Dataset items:
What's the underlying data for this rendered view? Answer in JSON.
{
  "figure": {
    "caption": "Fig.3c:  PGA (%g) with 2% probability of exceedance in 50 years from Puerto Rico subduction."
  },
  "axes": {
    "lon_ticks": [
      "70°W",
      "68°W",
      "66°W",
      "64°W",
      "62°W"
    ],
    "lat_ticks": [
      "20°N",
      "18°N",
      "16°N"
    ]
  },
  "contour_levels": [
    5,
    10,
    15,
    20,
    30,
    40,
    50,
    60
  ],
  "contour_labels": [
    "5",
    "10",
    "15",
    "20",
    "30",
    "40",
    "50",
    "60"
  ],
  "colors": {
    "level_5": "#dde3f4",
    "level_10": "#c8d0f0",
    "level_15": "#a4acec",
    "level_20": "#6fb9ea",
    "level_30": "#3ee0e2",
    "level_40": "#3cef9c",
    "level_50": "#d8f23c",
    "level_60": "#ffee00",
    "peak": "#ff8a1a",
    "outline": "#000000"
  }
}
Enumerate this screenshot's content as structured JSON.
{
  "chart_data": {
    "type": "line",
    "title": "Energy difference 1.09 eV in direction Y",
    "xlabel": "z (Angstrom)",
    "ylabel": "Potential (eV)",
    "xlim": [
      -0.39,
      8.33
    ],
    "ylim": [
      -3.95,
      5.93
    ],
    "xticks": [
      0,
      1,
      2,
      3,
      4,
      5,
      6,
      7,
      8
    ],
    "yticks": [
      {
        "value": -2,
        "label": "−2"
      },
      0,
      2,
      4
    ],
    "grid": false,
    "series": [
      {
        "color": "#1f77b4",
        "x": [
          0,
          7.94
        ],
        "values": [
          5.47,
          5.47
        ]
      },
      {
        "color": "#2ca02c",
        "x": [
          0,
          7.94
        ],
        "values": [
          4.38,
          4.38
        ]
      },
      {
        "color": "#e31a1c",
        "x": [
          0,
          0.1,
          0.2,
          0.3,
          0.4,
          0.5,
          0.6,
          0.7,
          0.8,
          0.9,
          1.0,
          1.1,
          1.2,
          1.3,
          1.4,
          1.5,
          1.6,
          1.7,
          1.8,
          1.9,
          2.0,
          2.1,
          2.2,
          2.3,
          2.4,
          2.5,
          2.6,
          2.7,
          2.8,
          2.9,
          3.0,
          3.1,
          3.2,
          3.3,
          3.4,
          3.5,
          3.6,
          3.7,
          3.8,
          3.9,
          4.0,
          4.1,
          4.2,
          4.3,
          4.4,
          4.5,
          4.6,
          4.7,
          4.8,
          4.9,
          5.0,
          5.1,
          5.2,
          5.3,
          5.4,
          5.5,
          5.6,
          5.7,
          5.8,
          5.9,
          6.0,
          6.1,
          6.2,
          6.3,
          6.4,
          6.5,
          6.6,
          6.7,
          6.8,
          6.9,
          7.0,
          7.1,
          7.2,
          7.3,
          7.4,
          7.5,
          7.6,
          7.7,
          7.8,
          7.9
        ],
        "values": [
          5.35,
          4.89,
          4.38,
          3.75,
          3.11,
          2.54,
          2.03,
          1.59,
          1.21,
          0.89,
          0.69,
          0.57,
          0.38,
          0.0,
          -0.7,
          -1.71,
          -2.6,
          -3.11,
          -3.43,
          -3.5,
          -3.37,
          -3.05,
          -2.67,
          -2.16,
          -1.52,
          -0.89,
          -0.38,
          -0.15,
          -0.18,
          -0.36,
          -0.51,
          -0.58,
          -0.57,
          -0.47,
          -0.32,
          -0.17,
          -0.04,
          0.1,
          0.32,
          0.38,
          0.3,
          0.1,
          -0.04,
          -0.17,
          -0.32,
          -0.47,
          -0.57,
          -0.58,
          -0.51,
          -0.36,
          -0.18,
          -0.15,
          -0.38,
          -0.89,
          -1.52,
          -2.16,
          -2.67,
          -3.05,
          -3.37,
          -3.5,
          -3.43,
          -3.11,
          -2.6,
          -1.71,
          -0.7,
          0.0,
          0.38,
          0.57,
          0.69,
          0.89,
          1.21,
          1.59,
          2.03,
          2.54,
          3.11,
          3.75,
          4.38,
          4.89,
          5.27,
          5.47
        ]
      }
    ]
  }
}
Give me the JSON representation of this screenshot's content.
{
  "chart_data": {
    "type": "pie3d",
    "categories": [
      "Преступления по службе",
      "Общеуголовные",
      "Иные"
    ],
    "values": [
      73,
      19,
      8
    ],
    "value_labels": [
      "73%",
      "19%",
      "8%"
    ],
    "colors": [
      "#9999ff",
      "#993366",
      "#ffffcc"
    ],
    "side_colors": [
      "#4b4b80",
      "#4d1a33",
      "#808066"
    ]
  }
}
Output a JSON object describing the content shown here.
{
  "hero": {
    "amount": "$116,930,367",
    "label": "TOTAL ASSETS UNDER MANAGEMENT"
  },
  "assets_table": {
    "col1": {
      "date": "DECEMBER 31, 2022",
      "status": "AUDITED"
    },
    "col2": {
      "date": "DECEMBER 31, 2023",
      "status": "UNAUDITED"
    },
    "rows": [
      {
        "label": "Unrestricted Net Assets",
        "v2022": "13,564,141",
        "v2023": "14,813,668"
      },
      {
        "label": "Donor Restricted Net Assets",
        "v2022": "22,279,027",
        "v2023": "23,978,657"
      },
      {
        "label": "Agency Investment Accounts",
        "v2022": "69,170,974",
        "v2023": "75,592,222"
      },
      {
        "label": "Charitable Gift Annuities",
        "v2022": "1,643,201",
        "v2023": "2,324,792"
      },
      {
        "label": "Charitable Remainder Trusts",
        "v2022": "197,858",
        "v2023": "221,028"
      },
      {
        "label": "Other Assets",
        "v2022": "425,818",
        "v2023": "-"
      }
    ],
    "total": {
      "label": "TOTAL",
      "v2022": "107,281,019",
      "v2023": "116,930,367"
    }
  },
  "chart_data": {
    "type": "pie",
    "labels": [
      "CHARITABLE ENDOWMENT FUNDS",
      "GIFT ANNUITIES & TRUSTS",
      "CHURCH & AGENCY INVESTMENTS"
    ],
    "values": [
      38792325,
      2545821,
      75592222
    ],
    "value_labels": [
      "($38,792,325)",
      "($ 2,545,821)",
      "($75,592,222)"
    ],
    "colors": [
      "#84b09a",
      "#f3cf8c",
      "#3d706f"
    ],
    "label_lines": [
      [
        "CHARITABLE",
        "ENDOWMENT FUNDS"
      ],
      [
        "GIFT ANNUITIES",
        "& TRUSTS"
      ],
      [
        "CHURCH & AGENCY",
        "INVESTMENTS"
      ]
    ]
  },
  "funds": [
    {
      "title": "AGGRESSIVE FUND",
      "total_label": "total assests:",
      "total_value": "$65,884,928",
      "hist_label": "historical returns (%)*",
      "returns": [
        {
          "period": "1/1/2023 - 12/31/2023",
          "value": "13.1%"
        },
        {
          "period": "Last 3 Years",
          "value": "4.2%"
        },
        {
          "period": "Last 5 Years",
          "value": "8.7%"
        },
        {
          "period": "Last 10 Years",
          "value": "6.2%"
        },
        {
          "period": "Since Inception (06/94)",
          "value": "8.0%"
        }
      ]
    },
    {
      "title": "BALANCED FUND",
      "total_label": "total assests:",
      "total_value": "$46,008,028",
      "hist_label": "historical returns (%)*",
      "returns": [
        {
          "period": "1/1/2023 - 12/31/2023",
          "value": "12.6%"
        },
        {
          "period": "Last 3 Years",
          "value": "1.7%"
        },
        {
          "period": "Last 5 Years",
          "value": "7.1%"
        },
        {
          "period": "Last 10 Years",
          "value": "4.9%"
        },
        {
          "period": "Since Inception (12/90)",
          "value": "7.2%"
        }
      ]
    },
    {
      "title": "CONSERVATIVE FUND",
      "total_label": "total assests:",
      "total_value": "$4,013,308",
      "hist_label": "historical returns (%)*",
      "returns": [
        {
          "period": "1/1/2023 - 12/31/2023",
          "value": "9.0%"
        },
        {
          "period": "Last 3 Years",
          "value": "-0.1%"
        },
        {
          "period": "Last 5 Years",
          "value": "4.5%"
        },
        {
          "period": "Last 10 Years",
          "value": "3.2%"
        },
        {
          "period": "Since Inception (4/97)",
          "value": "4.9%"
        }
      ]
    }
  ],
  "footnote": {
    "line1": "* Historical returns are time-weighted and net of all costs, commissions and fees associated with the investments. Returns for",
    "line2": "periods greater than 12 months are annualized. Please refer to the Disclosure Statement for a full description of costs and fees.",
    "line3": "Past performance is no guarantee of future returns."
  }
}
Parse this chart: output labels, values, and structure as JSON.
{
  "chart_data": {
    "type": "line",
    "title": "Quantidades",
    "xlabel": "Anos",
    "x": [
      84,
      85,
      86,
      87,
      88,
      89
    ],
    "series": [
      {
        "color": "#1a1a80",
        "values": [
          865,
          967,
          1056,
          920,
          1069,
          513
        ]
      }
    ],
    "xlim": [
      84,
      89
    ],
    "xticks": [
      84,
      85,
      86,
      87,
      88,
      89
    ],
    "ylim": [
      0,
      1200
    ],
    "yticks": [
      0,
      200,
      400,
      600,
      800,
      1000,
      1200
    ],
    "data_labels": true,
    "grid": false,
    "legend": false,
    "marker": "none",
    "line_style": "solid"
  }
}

EXERCISE TASK: Locate the word "ENDOWMENT" in the records and collect each line it appears in.

CORRECT OUTPUT:
      "CHARITABLE ENDOWMENT FUNDS",
        "ENDOWMENT FUNDS"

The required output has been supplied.